▸ WHAT IS ASKED
Scan the listing below. Report each line that includes "مبارک".

▸ INPUT DATA
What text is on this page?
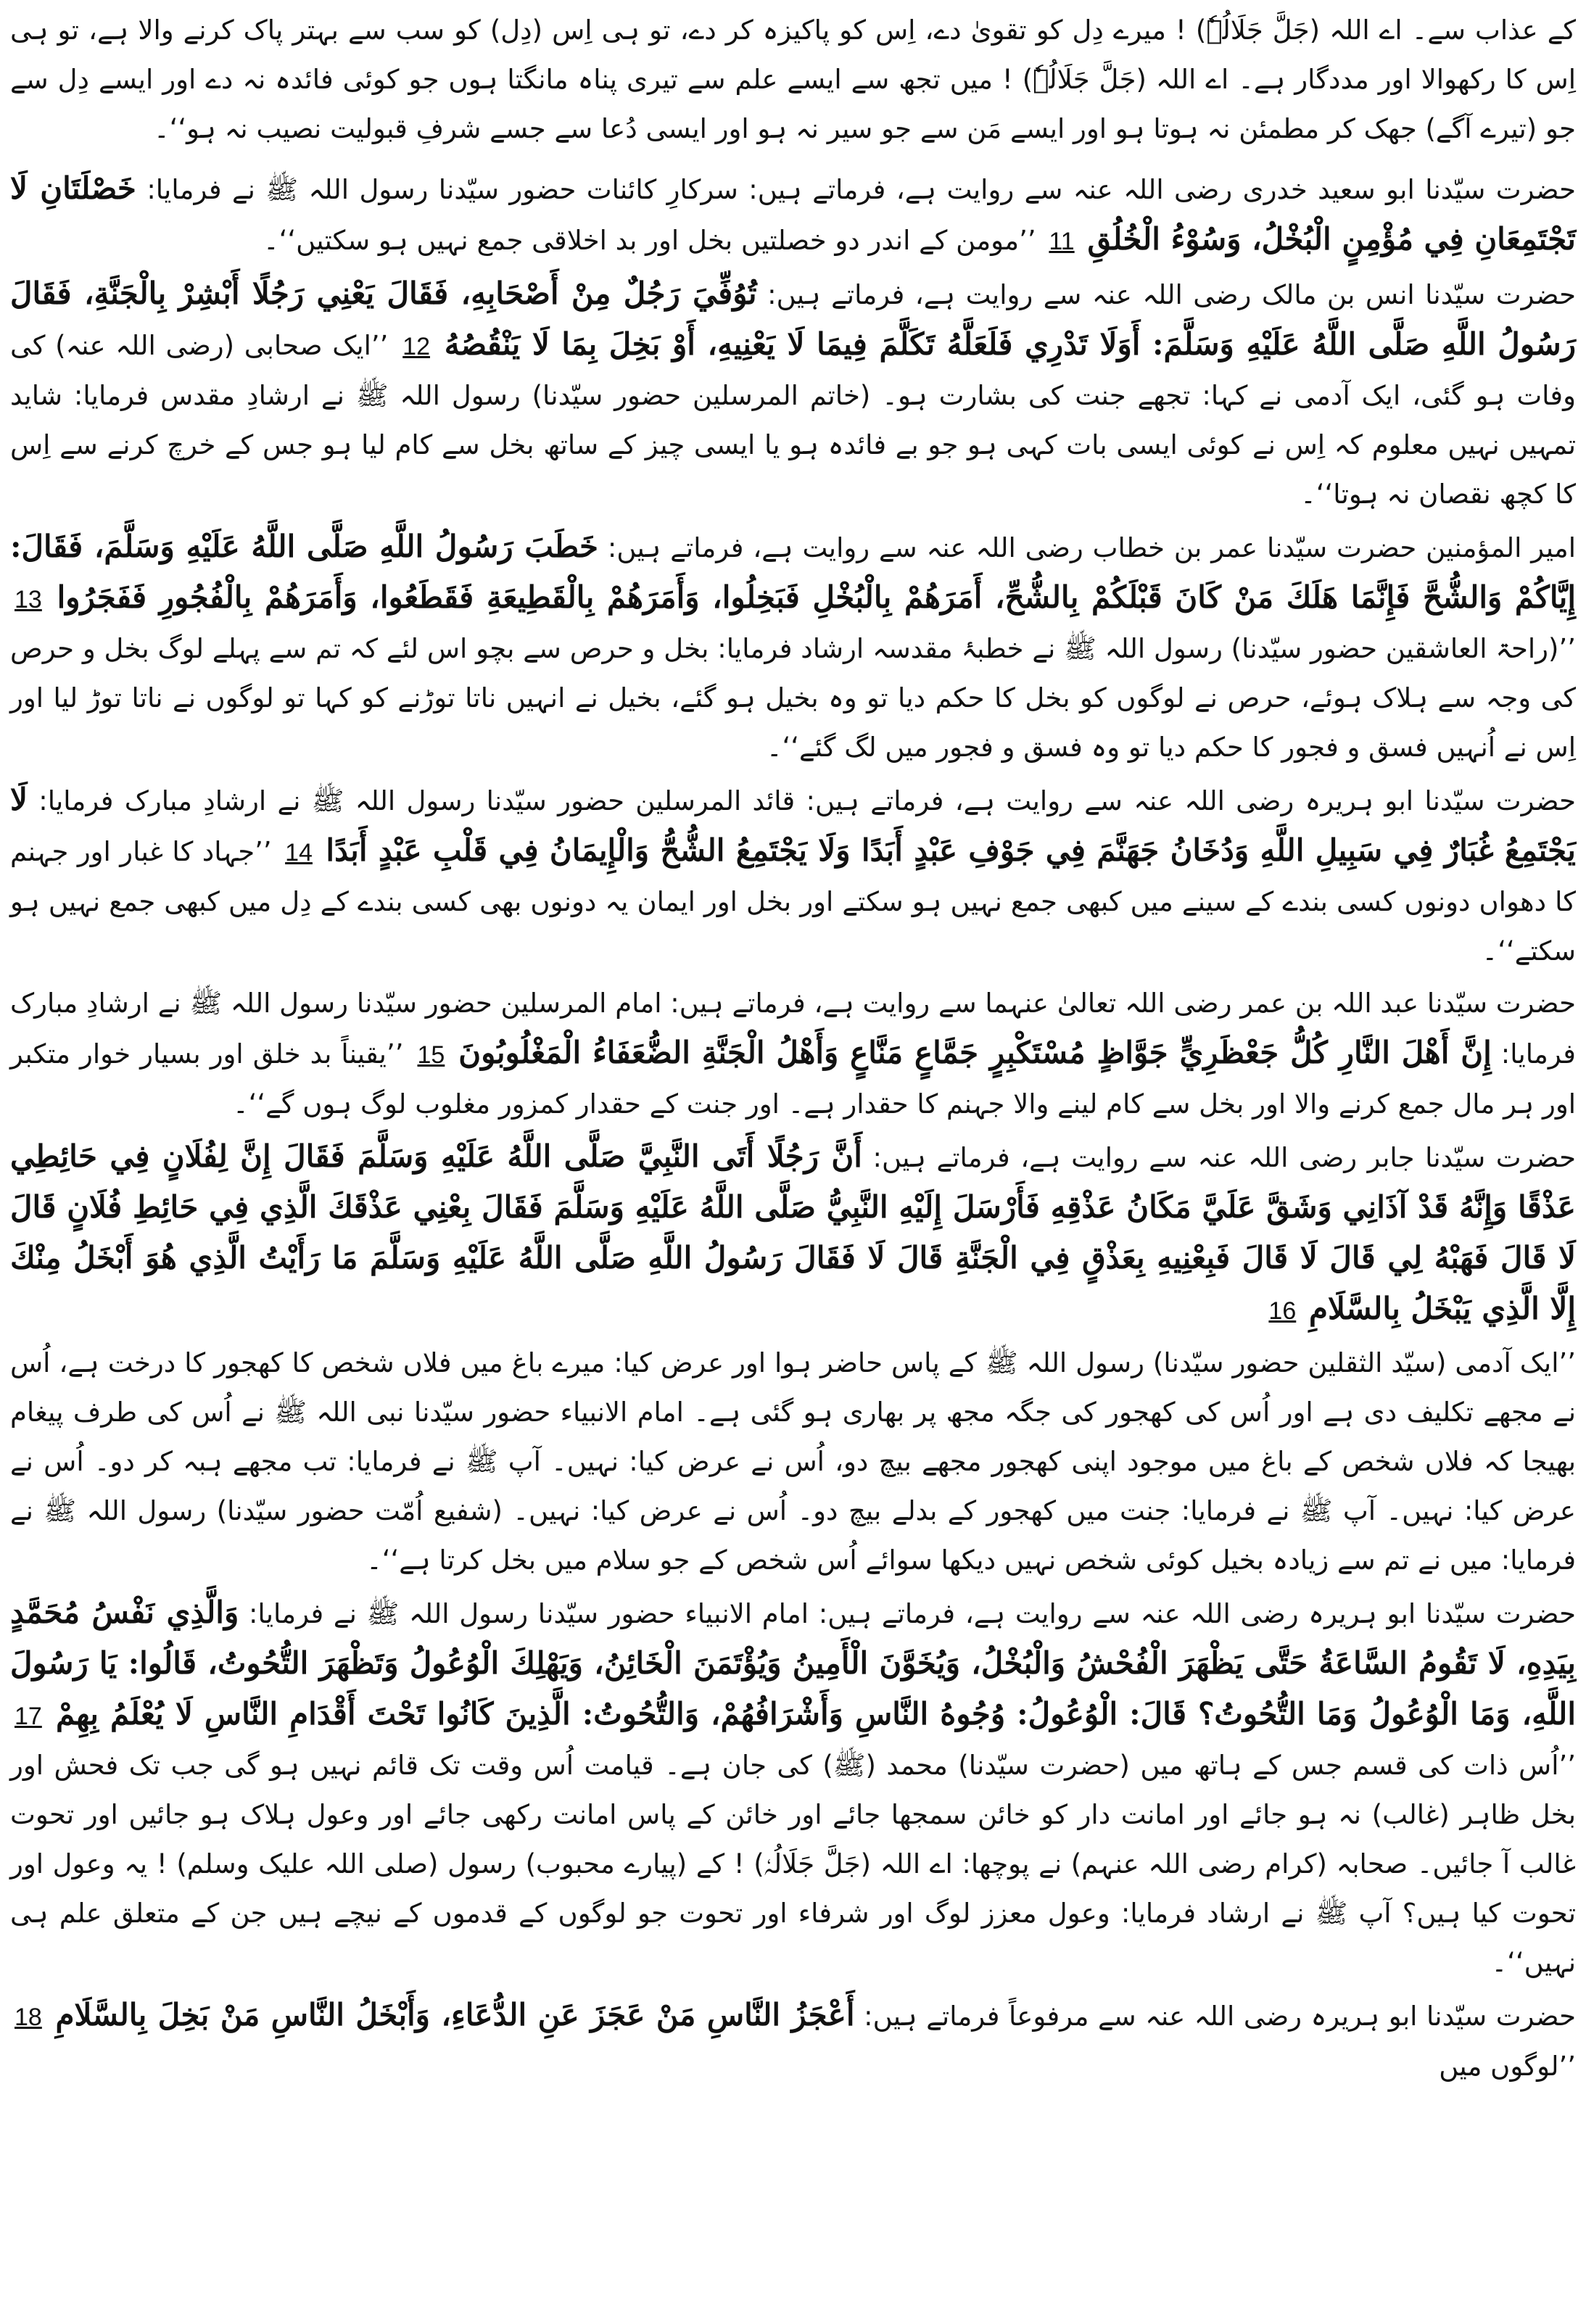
کے عذاب سے۔ اے اللہ (جَلَّ جَلَالُہٗ) ! میرے دِل کو تقویٰ دے، اِس کو پاکیزہ کر دے، تو ہی اِس (دِل) کو سب سے بہتر پاک کرنے والا ہے، تو ہی اِس کا رکھوالا اور مددگار ہے۔ اے اللہ (جَلَّ جَلَالُہٗ) ! میں تجھ سے ایسے علم سے تیری پناہ مانگتا ہوں جو کوئی فائدہ نہ دے اور ایسے دِل سے جو (تیرے آگے) جھک کر مطمئن نہ ہوتا ہو اور ایسے مَن سے جو سیر نہ ہو اور ایسی دُعا سے جسے شرفِ قبولیت نصیب نہ ہو‘‘۔

حضرت سیّدنا ابو سعید خدری رضی اللہ عنہ سے روایت ہے، فرماتے ہیں: سرکارِ کائنات حضور سیّدنا رسول اللہ ﷺ نے فرمایا: خَصْلَتَانِ لَا تَجْتَمِعَانِ فِي مُؤْمِنٍ الْبُخْلُ، وَسُوْءُ الْخُلُقِ 11 ’’مومن کے اندر دو خصلتیں بخل اور بد اخلاقی جمع نہیں ہو سکتیں‘‘۔

حضرت سیّدنا انس بن مالک رضی اللہ عنہ سے روایت ہے، فرماتے ہیں: تُوُفِّيَ رَجُلٌ مِنْ أَصْحَابِهِ، فَقَالَ يَعْنِي رَجُلًا أَبْشِرْ بِالْجَنَّةِ، فَقَالَ رَسُولُ اللَّهِ صَلَّى اللَّهُ عَلَيْهِ وَسَلَّمَ: أَوَلَا تَدْرِي فَلَعَلَّهُ تَكَلَّمَ فِيمَا لَا يَعْنِيهِ، أَوْ بَخِلَ بِمَا لَا يَنْقُصُهُ 12 ’’ایک صحابی (رضی اللہ عنہ) کی وفات ہو گئی، ایک آدمی نے کہا: تجھے جنت کی بشارت ہو۔ (خاتم المرسلین حضور سیّدنا) رسول اللہ ﷺ نے ارشادِ مقدس فرمایا: شاید تمہیں نہیں معلوم کہ اِس نے کوئی ایسی بات کہی ہو جو بے فائدہ ہو یا ایسی چیز کے ساتھ بخل سے کام لیا ہو جس کے خرچ کرنے سے اِس کا کچھ نقصان نہ ہوتا‘‘۔

امیر المؤمنین حضرت سیّدنا عمر بن خطاب رضی اللہ عنہ سے روایت ہے، فرماتے ہیں: خَطَبَ رَسُولُ اللَّهِ صَلَّى اللَّهُ عَلَيْهِ وَسَلَّمَ، فَقَالَ: إِيَّاكُمْ وَالشُّحَّ فَإِنَّمَا هَلَكَ مَنْ كَانَ قَبْلَكُمْ بِالشُّحِّ، أَمَرَهُمْ بِالْبُخْلِ فَبَخِلُوا، وَأَمَرَهُمْ بِالْقَطِيعَةِ فَقَطَعُوا، وَأَمَرَهُمْ بِالْفُجُورِ فَفَجَرُوا 13 ’’(راحۃ العاشقین حضور سیّدنا) رسول اللہ ﷺ نے خطبۂ مقدسہ ارشاد فرمایا: بخل و حرص سے بچو اس لئے کہ تم سے پہلے لوگ بخل و حرص کی وجہ سے ہلاک ہوئے، حرص نے لوگوں کو بخل کا حکم دیا تو وہ بخیل ہو گئے، بخیل نے انہیں ناتا توڑنے کو کہا تو لوگوں نے ناتا توڑ لیا اور اِس نے اُنہیں فسق و فجور کا حکم دیا تو وہ فسق و فجور میں لگ گئے‘‘۔

حضرت سیّدنا ابو ہریرہ رضی اللہ عنہ سے روایت ہے، فرماتے ہیں: قائد المرسلین حضور سیّدنا رسول اللہ ﷺ نے ارشادِ مبارک فرمایا: لَا يَجْتَمِعُ غُبَارٌ فِي سَبِيلِ اللَّهِ وَدُخَانُ جَهَنَّمَ فِي جَوْفِ عَبْدٍ أَبَدًا وَلَا يَجْتَمِعُ الشُّحُّ وَالْإِيمَانُ فِي قَلْبِ عَبْدٍ أَبَدًا 14 ’’جہاد کا غبار اور جہنم کا دھواں دونوں کسی بندے کے سینے میں کبھی جمع نہیں ہو سکتے اور بخل اور ایمان یہ دونوں بھی کسی بندے کے دِل میں کبھی جمع نہیں ہو سکتے‘‘۔

حضرت سیّدنا عبد اللہ بن عمر رضی اللہ تعالیٰ عنہما سے روایت ہے، فرماتے ہیں: امام المرسلین حضور سیّدنا رسول اللہ ﷺ نے ارشادِ مبارک فرمایا: إِنَّ أَهْلَ النَّارِ كُلُّ جَعْظَرِيٍّ جَوَّاظٍ مُسْتَكْبِرٍ جَمَّاعٍ مَنَّاعٍ وَأَهْلُ الْجَنَّةِ الضُّعَفَاءُ الْمَغْلُوبُونَ 15 ’’یقیناً بد خلق اور بسیار خوار متکبر اور ہر مال جمع کرنے والا اور بخل سے کام لینے والا جہنم کا حقدار ہے۔ اور جنت کے حقدار کمزور مغلوب لوگ ہوں گے‘‘۔

حضرت سیّدنا جابر رضی اللہ عنہ سے روایت ہے، فرماتے ہیں: أَنَّ رَجُلًا أَتَى النَّبِيَّ صَلَّى اللَّهُ عَلَيْهِ وَسَلَّمَ فَقَالَ إِنَّ لِفُلَانٍ فِي حَائِطِي عَذْقًا وَإِنَّهُ قَدْ آذَانِي وَشَقَّ عَلَيَّ مَكَانُ عَذْقِهِ فَأَرْسَلَ إِلَيْهِ النَّبِيُّ صَلَّى اللَّهُ عَلَيْهِ وَسَلَّمَ فَقَالَ بِعْنِي عَذْقَكَ الَّذِي فِي حَائِطِ فُلَانٍ قَالَ لَا قَالَ فَهَبْهُ لِي قَالَ لَا قَالَ فَبِعْنِيهِ بِعَذْقٍ فِي الْجَنَّةِ قَالَ لَا فَقَالَ رَسُولُ اللَّهِ صَلَّى اللَّهُ عَلَيْهِ وَسَلَّمَ مَا رَأَيْتُ الَّذِي هُوَ أَبْخَلُ مِنْكَ إِلَّا الَّذِي يَبْخَلُ بِالسَّلَامِ 16

’’ایک آدمی (سیّد الثقلین حضور سیّدنا) رسول اللہ ﷺ کے پاس حاضر ہوا اور عرض کیا: میرے باغ میں فلاں شخص کا کھجور کا درخت ہے، اُس نے مجھے تکلیف دی ہے اور اُس کی کھجور کی جگہ مجھ پر بھاری ہو گئی ہے۔ امام الانبیاء حضور سیّدنا نبی اللہ ﷺ نے اُس کی طرف پیغام بھیجا کہ فلاں شخص کے باغ میں موجود اپنی کھجور مجھے بیچ دو، اُس نے عرض کیا: نہیں۔ آپ ﷺ نے فرمایا: تب مجھے ہبہ کر دو۔ اُس نے عرض کیا: نہیں۔ آپ ﷺ نے فرمایا: جنت میں کھجور کے بدلے بیچ دو۔ اُس نے عرض کیا: نہیں۔ (شفیع اُمّت حضور سیّدنا) رسول اللہ ﷺ نے فرمایا: میں نے تم سے زیادہ بخیل کوئی شخص نہیں دیکھا سوائے اُس شخص کے جو سلام میں بخل کرتا ہے‘‘۔

حضرت سیّدنا ابو ہریرہ رضی اللہ عنہ سے روایت ہے، فرماتے ہیں: امام الانبیاء حضور سیّدنا رسول اللہ ﷺ نے فرمایا: وَالَّذِي نَفْسُ مُحَمَّدٍ بِيَدِهِ، لَا تَقُومُ السَّاعَةُ حَتَّى يَظْهَرَ الْفُحْشُ وَالْبُخْلُ، وَيُخَوَّنَ الْأَمِينُ وَيُؤْتَمَنَ الْخَائِنُ، وَيَهْلِكَ الْوُعُولُ وَتَظْهَرَ التُّحُوتُ، قَالُوا: يَا رَسُولَ اللَّهِ، وَمَا الْوُعُولُ وَمَا التُّحُوتُ؟ قَالَ: الْوُعُولُ: وُجُوهُ النَّاسِ وَأَشْرَافُهُمْ، وَالتُّحُوتُ: الَّذِينَ كَانُوا تَحْتَ أَقْدَامِ النَّاسِ لَا يُعْلَمُ بِهِمْ 17 ’’اُس ذات کی قسم جس کے ہاتھ میں (حضرت سیّدنا) محمد (ﷺ) کی جان ہے۔ قیامت اُس وقت تک قائم نہیں ہو گی جب تک فحش اور بخل ظاہر (غالب) نہ ہو جائے اور امانت دار کو خائن سمجھا جائے اور خائن کے پاس امانت رکھی جائے اور وعول ہلاک ہو جائیں اور تحوت غالب آ جائیں۔ صحابہ (کرام رضی اللہ عنہم) نے پوچھا: اے اللہ (جَلَّ جَلَالُہٗ) ! کے (پیارے محبوب) رسول (صلی اللہ علیک وسلم) ! یہ وعول اور تحوت کیا ہیں؟ آپ ﷺ نے ارشاد فرمایا: وعول معزز لوگ اور شرفاء اور تحوت جو لوگوں کے قدموں کے نیچے ہیں جن کے متعلق علم ہی نہیں‘‘۔

حضرت سیّدنا ابو ہریرہ رضی اللہ عنہ سے مرفوعاً فرماتے ہیں: أَعْجَزُ النَّاسِ مَنْ عَجَزَ عَنِ الدُّعَاءِ، وَأَبْخَلُ النَّاسِ مَنْ بَخِلَ بِالسَّلَامِ 18 ’’لوگوں میں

▸ CORRECT ANSWER
حضرت سیّدنا ابو ہریرہ رضی اللہ عنہ سے روایت ہے، فرماتے ہیں: قائد المرسلین حضور سیّدنا رسول اللہ ﷺ نے ارشادِ مبارک فرمایا: لَا يَجْتَمِعُ غُبَارٌ فِي سَبِيلِ اللَّهِ وَدُخَانُ جَهَنَّمَ فِي جَوْفِ عَبْدٍ أَبَدًا وَلَا يَجْتَمِعُ الشُّحُّ وَالْإِيمَانُ فِي قَلْبِ عَبْدٍ أَبَدًا 14 ’’جہاد کا غبار اور جہنم کا دھواں دونوں کسی بندے کے سینے میں کبھی جمع نہیں ہو سکتے اور بخل اور ایمان یہ دونوں بھی کسی بندے کے دِل میں کبھی جمع نہیں ہو سکتے‘‘۔
حضرت سیّدنا عبد اللہ بن عمر رضی اللہ تعالیٰ عنہما سے روایت ہے، فرماتے ہیں: امام المرسلین حضور سیّدنا رسول اللہ ﷺ نے ارشادِ مبارک فرمایا: إِنَّ أَهْلَ النَّارِ كُلُّ جَعْظَرِيٍّ جَوَّاظٍ مُسْتَكْبِرٍ جَمَّاعٍ مَنَّاعٍ وَأَهْلُ الْجَنَّةِ الضُّعَفَاءُ الْمَغْلُوبُونَ 15 ’’یقیناً بد خلق اور بسیار خوار متکبر اور ہر مال جمع کرنے والا اور بخل سے کام لینے والا جہنم کا حقدار ہے۔ اور جنت کے حقدار کمزور مغلوب لوگ ہوں گے‘‘۔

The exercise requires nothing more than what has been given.